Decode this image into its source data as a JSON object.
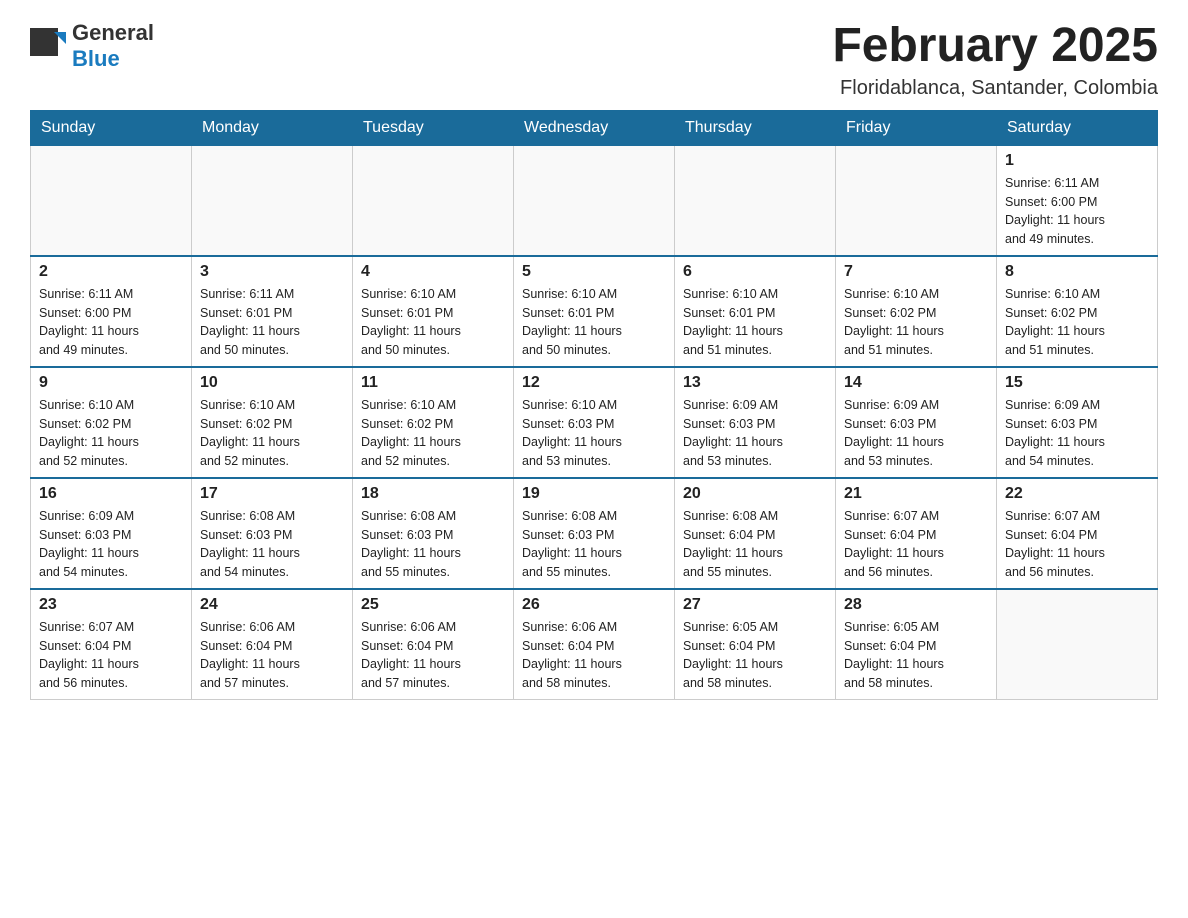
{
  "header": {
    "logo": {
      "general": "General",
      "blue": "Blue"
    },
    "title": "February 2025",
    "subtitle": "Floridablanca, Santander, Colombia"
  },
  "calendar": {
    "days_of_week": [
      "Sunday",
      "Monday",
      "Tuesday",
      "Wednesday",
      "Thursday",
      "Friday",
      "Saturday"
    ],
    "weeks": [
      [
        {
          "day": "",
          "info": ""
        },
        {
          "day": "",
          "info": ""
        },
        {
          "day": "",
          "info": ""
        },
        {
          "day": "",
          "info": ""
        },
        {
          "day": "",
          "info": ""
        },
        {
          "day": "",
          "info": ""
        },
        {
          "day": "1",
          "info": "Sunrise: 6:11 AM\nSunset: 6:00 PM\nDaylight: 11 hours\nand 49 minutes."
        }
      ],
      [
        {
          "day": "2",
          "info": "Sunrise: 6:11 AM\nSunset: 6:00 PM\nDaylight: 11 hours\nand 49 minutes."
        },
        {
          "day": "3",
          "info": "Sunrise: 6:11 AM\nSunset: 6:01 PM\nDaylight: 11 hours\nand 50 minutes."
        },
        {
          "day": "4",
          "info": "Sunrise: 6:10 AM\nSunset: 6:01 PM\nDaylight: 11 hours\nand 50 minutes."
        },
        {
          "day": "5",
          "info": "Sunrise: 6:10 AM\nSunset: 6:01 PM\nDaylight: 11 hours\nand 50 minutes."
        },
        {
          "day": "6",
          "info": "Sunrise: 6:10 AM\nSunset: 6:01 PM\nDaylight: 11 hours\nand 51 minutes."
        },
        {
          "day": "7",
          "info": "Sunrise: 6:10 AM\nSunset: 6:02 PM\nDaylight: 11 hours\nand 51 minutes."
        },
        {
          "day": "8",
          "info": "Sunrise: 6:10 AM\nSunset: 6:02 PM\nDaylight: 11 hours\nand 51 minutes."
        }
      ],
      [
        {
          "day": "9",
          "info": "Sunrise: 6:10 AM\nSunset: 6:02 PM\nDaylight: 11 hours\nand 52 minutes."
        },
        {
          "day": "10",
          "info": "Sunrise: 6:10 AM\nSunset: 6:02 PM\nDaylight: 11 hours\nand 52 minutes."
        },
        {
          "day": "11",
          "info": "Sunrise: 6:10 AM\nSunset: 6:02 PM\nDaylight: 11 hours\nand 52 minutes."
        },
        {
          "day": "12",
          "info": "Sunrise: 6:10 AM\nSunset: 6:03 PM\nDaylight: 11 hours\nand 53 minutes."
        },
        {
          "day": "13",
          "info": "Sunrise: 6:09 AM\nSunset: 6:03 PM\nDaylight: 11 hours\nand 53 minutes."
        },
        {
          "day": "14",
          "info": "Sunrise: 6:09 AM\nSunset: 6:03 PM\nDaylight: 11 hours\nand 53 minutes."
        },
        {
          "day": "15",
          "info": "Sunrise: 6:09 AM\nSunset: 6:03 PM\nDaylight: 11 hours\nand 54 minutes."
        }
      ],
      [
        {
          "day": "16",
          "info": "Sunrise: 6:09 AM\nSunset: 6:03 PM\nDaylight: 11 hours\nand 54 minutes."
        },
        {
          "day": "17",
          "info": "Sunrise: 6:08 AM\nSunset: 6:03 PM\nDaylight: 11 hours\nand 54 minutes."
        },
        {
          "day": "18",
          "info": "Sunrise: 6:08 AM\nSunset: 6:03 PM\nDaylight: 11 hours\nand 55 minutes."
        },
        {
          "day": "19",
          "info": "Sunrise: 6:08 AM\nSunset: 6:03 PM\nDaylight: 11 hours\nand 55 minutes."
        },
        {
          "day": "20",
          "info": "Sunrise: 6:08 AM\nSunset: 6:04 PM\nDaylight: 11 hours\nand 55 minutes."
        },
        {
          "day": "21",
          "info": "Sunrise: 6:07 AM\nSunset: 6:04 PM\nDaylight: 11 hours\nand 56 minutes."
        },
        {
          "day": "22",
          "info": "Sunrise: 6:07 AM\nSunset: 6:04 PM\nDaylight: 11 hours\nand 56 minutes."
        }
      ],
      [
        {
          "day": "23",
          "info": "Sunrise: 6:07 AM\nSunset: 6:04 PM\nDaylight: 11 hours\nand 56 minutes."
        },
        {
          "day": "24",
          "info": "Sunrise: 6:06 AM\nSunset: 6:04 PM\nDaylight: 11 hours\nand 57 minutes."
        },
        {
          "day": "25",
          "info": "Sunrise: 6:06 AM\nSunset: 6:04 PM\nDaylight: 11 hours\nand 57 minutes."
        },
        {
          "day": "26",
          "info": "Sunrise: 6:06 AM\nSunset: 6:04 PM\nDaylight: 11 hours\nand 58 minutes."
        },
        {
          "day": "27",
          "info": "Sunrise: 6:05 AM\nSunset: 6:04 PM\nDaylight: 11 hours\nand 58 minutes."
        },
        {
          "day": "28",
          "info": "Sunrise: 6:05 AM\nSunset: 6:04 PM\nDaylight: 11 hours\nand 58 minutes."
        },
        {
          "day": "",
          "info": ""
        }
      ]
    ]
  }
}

* * *

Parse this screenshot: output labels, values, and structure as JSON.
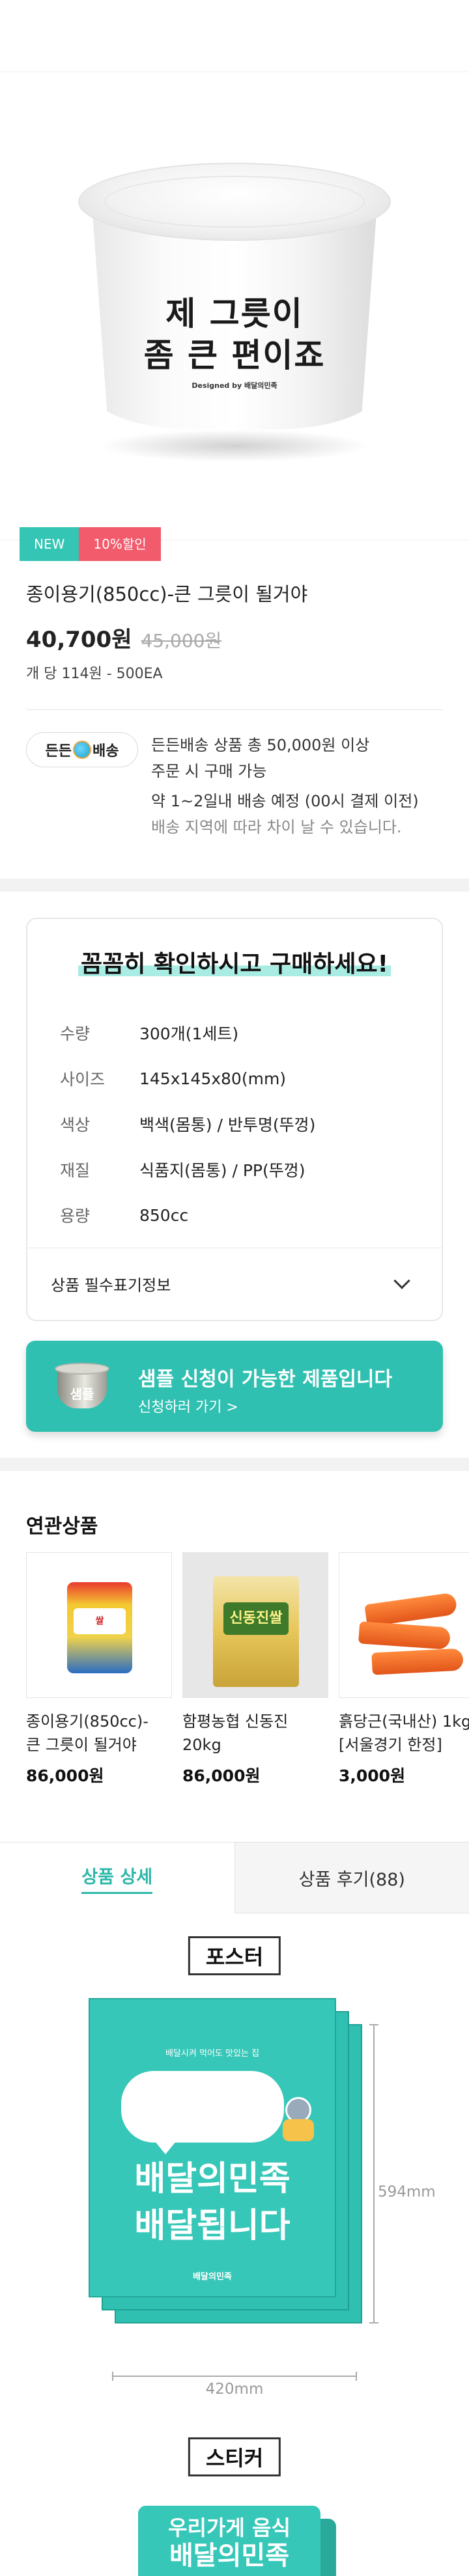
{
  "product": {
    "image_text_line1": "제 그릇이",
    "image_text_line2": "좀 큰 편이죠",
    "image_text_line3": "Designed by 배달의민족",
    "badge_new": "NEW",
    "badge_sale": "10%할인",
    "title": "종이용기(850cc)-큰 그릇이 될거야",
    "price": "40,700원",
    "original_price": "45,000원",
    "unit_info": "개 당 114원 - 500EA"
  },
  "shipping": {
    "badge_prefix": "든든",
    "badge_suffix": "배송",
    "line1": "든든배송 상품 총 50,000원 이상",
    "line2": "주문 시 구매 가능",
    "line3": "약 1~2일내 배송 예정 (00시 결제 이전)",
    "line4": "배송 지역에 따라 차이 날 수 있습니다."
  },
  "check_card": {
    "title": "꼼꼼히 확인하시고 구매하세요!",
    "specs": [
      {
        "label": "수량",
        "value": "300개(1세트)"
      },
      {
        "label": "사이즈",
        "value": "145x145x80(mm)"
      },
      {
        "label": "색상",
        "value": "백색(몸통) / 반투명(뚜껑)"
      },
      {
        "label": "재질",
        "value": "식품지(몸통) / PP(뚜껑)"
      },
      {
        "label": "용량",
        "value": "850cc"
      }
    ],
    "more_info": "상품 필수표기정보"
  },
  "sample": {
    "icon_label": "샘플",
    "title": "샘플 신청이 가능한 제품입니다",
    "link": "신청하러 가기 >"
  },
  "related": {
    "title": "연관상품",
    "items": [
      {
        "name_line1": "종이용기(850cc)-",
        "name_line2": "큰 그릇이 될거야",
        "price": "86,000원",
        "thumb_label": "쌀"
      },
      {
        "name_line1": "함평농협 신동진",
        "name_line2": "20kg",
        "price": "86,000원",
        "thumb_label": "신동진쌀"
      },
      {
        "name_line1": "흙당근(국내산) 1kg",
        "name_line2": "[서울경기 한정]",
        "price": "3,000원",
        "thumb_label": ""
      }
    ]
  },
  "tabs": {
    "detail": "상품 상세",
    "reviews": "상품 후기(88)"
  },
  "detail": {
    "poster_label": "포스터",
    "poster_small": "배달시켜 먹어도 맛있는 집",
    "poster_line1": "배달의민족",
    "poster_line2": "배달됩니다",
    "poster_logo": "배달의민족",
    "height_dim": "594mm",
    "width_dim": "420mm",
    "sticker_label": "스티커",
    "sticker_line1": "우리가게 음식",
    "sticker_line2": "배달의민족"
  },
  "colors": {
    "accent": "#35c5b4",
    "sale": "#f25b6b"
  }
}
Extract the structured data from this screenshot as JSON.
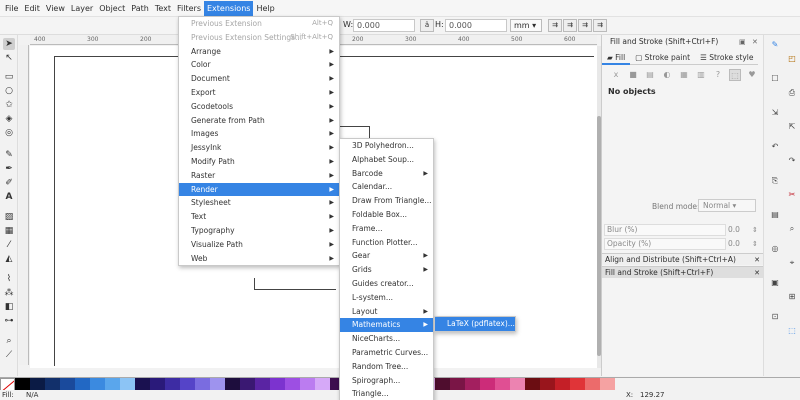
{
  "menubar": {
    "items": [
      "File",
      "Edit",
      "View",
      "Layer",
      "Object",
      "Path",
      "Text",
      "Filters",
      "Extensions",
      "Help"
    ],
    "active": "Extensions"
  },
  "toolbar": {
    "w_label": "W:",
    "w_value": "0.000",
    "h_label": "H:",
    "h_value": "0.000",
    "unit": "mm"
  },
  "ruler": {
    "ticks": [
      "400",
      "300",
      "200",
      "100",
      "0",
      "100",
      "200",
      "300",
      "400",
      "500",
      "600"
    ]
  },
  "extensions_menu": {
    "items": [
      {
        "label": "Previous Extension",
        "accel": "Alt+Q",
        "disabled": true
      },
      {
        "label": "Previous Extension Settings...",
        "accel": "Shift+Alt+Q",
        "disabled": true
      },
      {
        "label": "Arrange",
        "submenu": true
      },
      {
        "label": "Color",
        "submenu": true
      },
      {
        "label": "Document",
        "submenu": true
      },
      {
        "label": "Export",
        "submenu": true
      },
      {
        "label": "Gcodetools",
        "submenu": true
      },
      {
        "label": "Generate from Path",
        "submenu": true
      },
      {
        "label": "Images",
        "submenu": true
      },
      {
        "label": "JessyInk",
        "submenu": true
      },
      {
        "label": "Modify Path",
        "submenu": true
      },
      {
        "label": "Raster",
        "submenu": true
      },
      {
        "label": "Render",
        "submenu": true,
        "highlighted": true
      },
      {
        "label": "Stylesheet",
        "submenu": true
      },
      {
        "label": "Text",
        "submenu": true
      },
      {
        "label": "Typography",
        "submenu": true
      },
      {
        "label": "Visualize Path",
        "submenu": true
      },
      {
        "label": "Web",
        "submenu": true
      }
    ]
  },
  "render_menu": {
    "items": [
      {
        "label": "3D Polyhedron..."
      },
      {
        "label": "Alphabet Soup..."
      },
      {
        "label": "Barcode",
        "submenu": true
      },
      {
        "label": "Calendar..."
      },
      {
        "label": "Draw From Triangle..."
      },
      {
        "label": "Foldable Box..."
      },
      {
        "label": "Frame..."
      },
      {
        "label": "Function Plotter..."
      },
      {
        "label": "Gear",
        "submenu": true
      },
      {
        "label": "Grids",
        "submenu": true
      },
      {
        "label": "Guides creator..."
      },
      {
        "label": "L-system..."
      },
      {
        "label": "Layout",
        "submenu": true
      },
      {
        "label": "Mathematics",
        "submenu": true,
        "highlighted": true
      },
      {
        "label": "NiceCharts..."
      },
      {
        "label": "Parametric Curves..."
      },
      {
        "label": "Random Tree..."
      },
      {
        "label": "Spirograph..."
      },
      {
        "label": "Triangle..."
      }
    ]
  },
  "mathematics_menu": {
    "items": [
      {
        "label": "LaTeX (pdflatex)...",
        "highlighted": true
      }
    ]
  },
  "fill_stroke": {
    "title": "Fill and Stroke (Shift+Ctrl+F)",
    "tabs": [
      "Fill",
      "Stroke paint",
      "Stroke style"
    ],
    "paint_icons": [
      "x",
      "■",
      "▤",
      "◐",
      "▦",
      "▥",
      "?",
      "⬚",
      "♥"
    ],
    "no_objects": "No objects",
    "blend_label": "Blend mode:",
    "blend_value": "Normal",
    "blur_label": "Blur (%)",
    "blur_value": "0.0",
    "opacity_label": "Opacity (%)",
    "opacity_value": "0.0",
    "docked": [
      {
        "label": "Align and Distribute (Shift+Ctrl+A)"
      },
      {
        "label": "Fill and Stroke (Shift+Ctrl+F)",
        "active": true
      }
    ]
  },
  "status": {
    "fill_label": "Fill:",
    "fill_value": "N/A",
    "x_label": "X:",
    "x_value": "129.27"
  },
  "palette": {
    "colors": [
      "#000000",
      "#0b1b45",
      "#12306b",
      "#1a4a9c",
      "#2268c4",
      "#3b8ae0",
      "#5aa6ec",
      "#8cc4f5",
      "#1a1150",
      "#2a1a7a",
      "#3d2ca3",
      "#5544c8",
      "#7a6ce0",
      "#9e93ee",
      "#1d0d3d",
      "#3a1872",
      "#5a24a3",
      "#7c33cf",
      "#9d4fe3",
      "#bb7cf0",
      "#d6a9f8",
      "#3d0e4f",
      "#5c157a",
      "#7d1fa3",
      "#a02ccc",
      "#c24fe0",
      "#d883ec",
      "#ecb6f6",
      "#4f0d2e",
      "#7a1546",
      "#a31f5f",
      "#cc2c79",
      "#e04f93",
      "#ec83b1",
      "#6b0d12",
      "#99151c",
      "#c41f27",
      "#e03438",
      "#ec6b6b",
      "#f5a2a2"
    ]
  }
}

- **Exercise details**
Extract every line containing the string "data" from the material.

- **Task response**
Decode this image into its source data as a JSON object.
Extract the structured data from this screenshot as JSON.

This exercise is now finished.